> **DATA PROVIDED**:
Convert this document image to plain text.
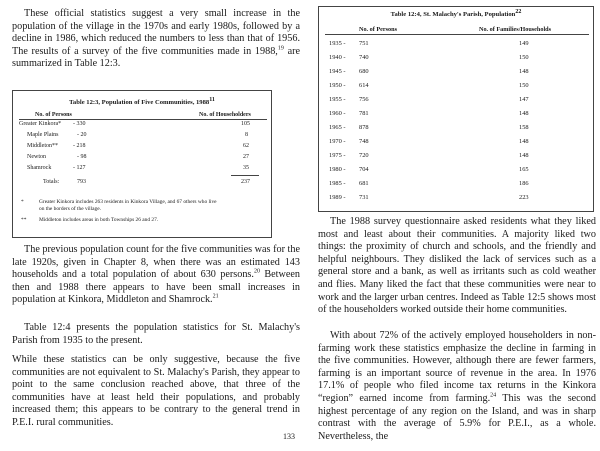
These official statistics suggest a very small increase in the population of the village in the 1970s and early 1980s, followed by a decline in 1986, which reduced the numbers to less than that of 1956. The results of a survey of the five communities made in 1988,19 are summarized in Table 12:3.

Table 12:3, Population of Five Communities, 1988$^{11}$
No. of Persons	No. of Householders
Greater Kinkora* - 330	105
Maple Plains	- 20	8
Middleton**	- 218	62
Newton	- 98	27
Shamrock	- 127	35
Totals:	793	237
*	Greater Kinkora includes 263 residents in Kinkora Village, and 67 others who live
on the borders of the village.
** Middleton includes areas in both Townships 26 and 27.

The previous population count for the five communities was for the late 1920s, given in Chapter 8, when there was an estimated 143 households and a total population of about 630 persons.$^{20}$ Between then and 1988 there appears to have been small increases in population at Kinkora, Middleton and Shamrock.$^{21}$

Table 12:4 presents the population statistics for St. Malachy's Parish from 1935 to the present.

While these statistics can be only suggestive, because the five communities are not equivalent to St. Malachy's Parish, they appear to point to the same conclusion reached above, that three of the communities have at least held their populations, and probably increased them; this appears to be contrary to the general trend in P.E.I. rural communities.

Table 12:4, St. Malachy's Parish, Population$^{22}$
No. of Persons	No. of Families/Households
1935 - 751	149
1940 - 740	150
1945 - 680	148
1950 - 614	150
1955 - 756	147
1960 - 781	148
1965 - 878	158
1970 - 748	148
1975 - 720	148
1980 - 704	165
1985 - 681	186
1989 - 731	223

The 1988 survey questionnaire asked residents what they liked most and least about their communities. A majority liked two things: the proximity of church and schools, and the friendly and helpful neighbours. They disliked the lack of services such as a general store and a bank, as well as irritants such as cold weather and flies. Many liked the fact that these communities were near to work and the larger urban centres. Indeed as Table 12:5 shows most of the householders worked outside their home communities.

With about 72% of the actively employed householders in non-farming work these statistics emphasize the decline in farming in the five communities. However, although there are fewer farmers, farming is an important source of revenue in the area. In 1976 17.1% of people who filed income tax returns in the Kinkora “region” earned income from farming.$^{24}$ This was the second highest percentage of any region on the Island, and was in sharp contrast with the average of 5.9% for P.E.I., as a whole. Nevertheless, the

133
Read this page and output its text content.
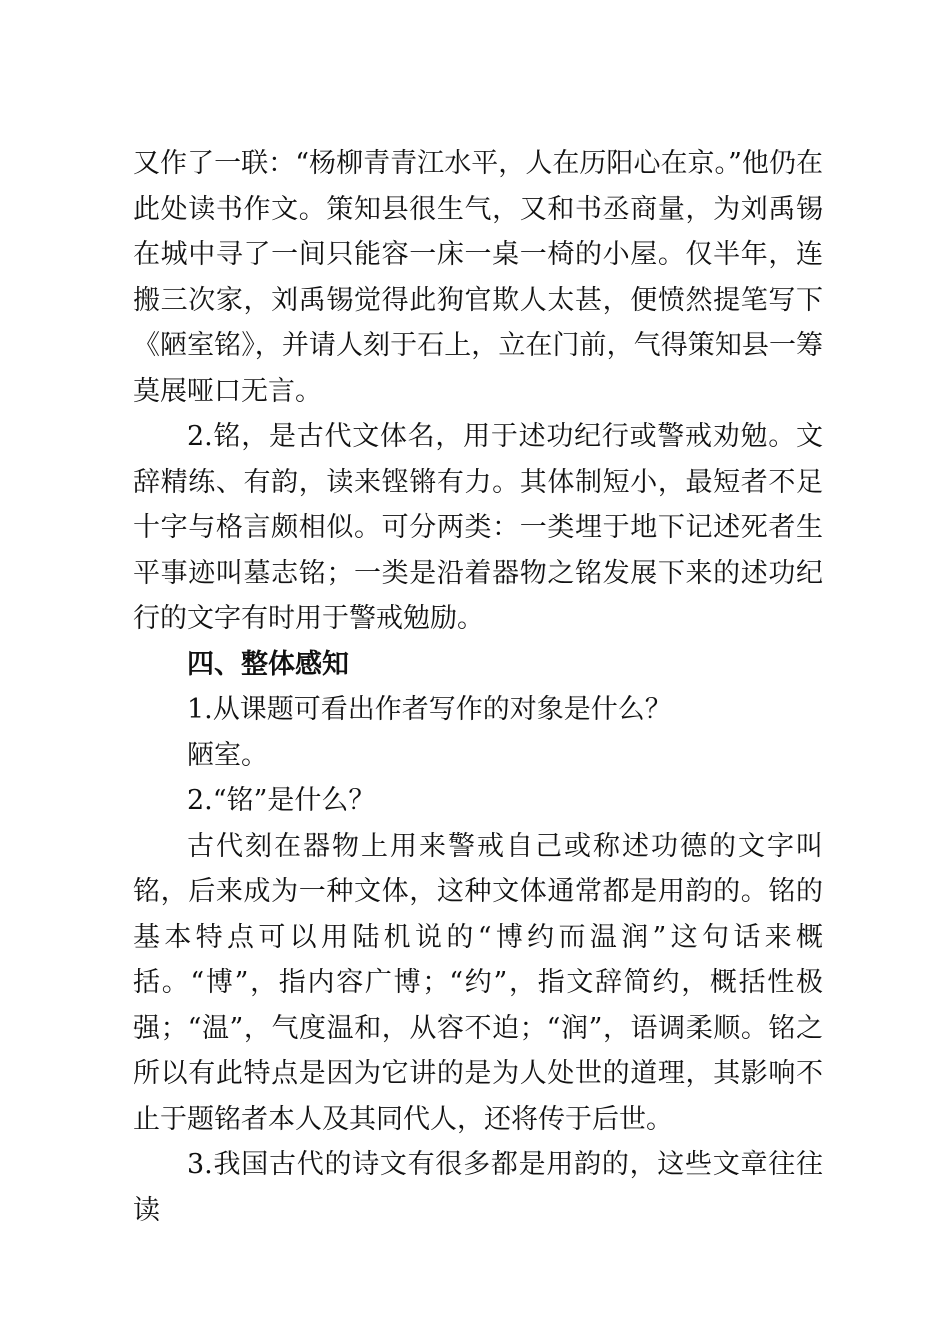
又作了一联：“杨柳青青江水平，人在历阳心在京。”他仍在此处读书作文。策知县很生气，又和书丞商量，为刘禹锡在城中寻了一间只能容一床一桌一椅的小屋。仅半年，连搬三次家，刘禹锡觉得此狗官欺人太甚，便愤然提笔写下《陋室铭》，并请人刻于石上，立在门前，气得策知县一筹莫展哑口无言。

2.铭，是古代文体名，用于述功纪行或警戒劝勉。文辞精练、有韵，读来铿锵有力。其体制短小，最短者不足十字与格言颇相似。可分两类：一类埋于地下记述死者生平事迹叫墓志铭；一类是沿着器物之铭发展下来的述功纪行的文字有时用于警戒勉励。

四、整体感知

1.从课题可看出作者写作的对象是什么？

陋室。

2.“铭”是什么？

古代刻在器物上用来警戒自己或称述功德的文字叫铭，后来成为一种文体，这种文体通常都是用韵的。铭的基本特点可以用陆机说的“博约而温润”这句话来概括。“博”，指内容广博；“约”，指文辞简约，概括性极强；“温”，气度温和，从容不迫；“润”，语调柔顺。铭之所以有此特点是因为它讲的是为人处世的道理，其影响不止于题铭者本人及其同代人，还将传于后世。

3.我国古代的诗文有很多都是用韵的，这些文章往往读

> **WHAT YOU WILL DO**:
Every line that holds the string "includes" should be returned.

> **ANSWER FOR THIS EXERCISE**:
*	Greater Kinkora includes 263 residents in Kinkora Village, and 67 others who live
** Middleton includes areas in both Townships 26 and 27.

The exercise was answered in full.